═════ INPUT DATA

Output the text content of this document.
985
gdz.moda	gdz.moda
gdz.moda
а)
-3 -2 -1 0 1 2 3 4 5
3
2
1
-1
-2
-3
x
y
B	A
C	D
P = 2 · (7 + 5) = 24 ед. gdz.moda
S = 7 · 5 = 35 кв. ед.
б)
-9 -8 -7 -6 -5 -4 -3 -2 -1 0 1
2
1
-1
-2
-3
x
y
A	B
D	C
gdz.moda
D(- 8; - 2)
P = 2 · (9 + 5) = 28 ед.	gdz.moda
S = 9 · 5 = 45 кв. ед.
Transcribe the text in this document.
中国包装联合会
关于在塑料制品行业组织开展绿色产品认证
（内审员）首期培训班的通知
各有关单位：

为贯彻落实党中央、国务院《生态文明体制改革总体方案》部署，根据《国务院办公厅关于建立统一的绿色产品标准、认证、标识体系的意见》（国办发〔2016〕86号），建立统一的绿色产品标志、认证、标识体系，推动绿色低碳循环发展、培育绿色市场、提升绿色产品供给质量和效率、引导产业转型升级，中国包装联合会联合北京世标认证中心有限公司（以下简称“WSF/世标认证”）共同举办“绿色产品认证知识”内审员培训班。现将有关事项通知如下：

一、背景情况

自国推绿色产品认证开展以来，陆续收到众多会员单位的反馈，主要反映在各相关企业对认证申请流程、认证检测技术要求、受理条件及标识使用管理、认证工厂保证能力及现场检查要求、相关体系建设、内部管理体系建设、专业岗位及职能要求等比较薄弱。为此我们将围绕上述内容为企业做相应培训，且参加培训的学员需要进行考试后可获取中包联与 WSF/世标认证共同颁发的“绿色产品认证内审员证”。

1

══════════

» **WHAT IS BEING ASKED**
Each line above must be printed exactly as it appears.

» **EXERCISE RESPONSE**
Output the text content of this document.
985
gdz.moda	gdz.moda
gdz.moda
а)
-3 -2 -1 0 1 2 3 4 5
3
2
1
-1
-2
-3
x
y
B	A
C	D
P = 2 · (7 + 5) = 24 ед. gdz.moda
S = 7 · 5 = 35 кв. ед.
б)
-9 -8 -7 -6 -5 -4 -3 -2 -1 0 1
2
1
-1
-2
-3
x
y
A	B
D	C
gdz.moda
D(- 8; - 2)
P = 2 · (9 + 5) = 28 ед.	gdz.moda
S = 9 · 5 = 45 кв. ед.
Transcribe the text in this document.
中国包装联合会
关于在塑料制品行业组织开展绿色产品认证
（内审员）首期培训班的通知
各有关单位：

为贯彻落实党中央、国务院《生态文明体制改革总体方案》部署，根据《国务院办公厅关于建立统一的绿色产品标准、认证、标识体系的意见》（国办发〔2016〕86号），建立统一的绿色产品标志、认证、标识体系，推动绿色低碳循环发展、培育绿色市场、提升绿色产品供给质量和效率、引导产业转型升级，中国包装联合会联合北京世标认证中心有限公司（以下简称“WSF/世标认证”）共同举办“绿色产品认证知识”内审员培训班。现将有关事项通知如下：

一、背景情况

自国推绿色产品认证开展以来，陆续收到众多会员单位的反馈，主要反映在各相关企业对认证申请流程、认证检测技术要求、受理条件及标识使用管理、认证工厂保证能力及现场检查要求、相关体系建设、内部管理体系建设、专业岗位及职能要求等比较薄弱。为此我们将围绕上述内容为企业做相应培训，且参加培训的学员需要进行考试后可获取中包联与 WSF/世标认证共同颁发的“绿色产品认证内审员证”。

1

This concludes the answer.